Compute how many lines in the entries below contain "Minister", and output nothing but the number.

▶ _Saved entries_:
========

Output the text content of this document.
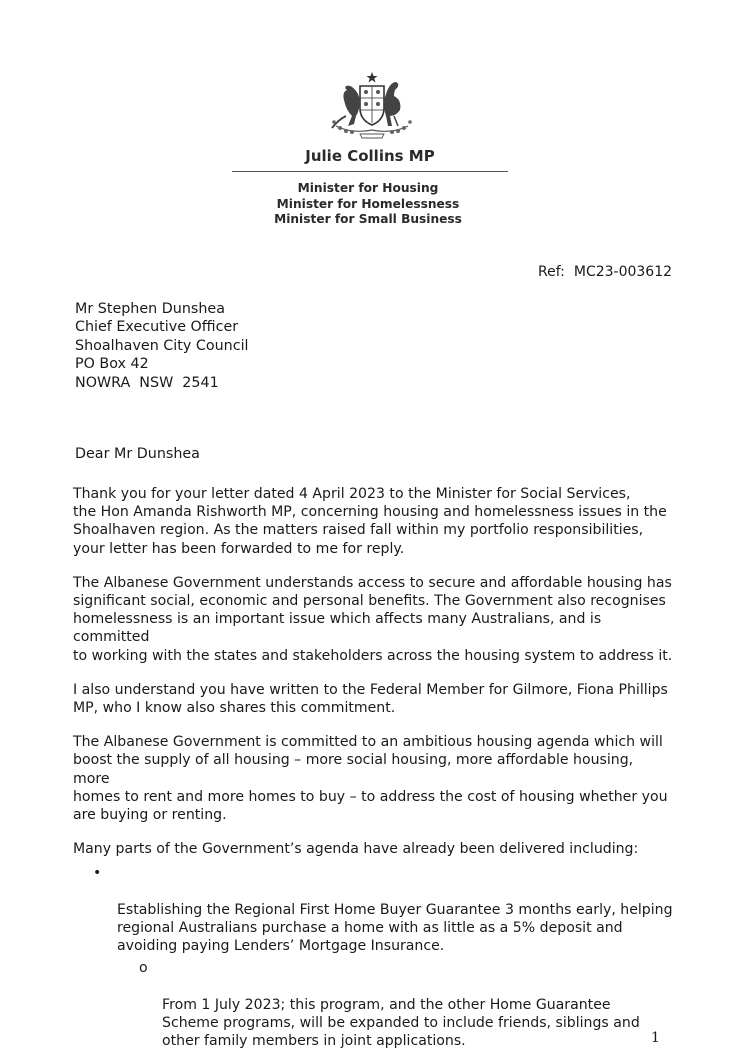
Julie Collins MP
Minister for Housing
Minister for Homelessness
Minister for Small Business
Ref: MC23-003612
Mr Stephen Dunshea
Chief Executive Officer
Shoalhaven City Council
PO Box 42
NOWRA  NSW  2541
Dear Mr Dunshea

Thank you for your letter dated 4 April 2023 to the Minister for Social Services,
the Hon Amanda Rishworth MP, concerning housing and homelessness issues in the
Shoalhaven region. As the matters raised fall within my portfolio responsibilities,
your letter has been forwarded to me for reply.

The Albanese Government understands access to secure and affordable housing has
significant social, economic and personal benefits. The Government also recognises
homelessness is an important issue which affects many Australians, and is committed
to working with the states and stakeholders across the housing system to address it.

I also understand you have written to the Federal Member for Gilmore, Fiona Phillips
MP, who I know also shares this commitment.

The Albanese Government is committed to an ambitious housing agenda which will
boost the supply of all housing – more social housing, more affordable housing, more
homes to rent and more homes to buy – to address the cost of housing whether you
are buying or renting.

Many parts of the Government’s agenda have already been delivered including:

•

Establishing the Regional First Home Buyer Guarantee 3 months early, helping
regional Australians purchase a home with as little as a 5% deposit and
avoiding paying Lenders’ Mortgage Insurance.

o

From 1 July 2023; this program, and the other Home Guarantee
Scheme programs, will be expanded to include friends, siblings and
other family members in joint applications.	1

========

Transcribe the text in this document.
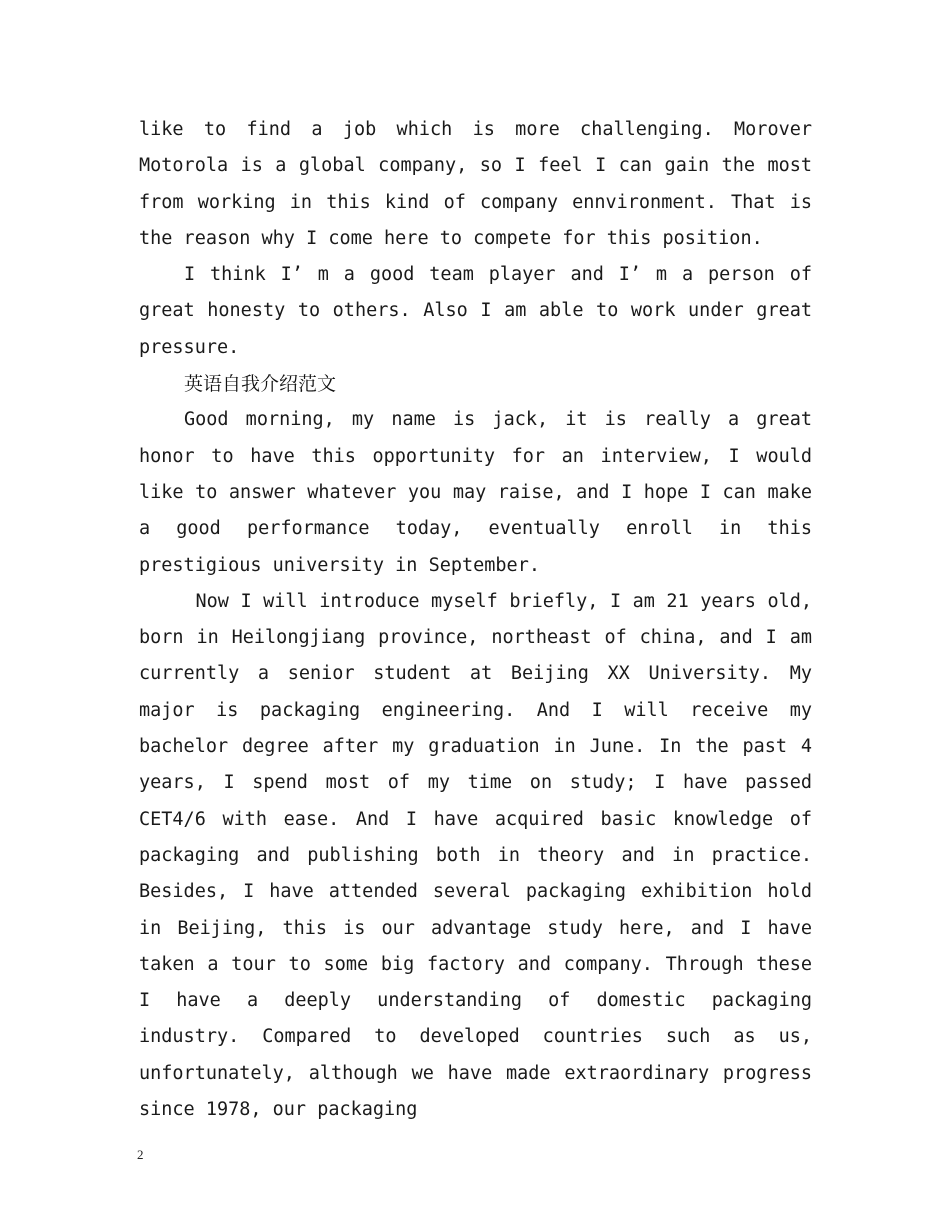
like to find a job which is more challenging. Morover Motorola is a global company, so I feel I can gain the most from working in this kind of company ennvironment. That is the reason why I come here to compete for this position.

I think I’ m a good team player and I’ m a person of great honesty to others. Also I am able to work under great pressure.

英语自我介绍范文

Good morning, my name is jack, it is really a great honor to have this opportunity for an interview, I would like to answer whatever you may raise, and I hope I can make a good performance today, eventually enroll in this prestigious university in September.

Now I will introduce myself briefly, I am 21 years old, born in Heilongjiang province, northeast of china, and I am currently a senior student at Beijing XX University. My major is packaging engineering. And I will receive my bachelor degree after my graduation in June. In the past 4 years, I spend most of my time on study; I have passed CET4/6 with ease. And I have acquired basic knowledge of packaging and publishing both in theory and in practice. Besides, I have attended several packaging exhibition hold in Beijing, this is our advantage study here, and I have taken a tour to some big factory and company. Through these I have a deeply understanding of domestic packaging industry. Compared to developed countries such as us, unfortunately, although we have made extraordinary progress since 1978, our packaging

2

========

▶ _Written answer_: 4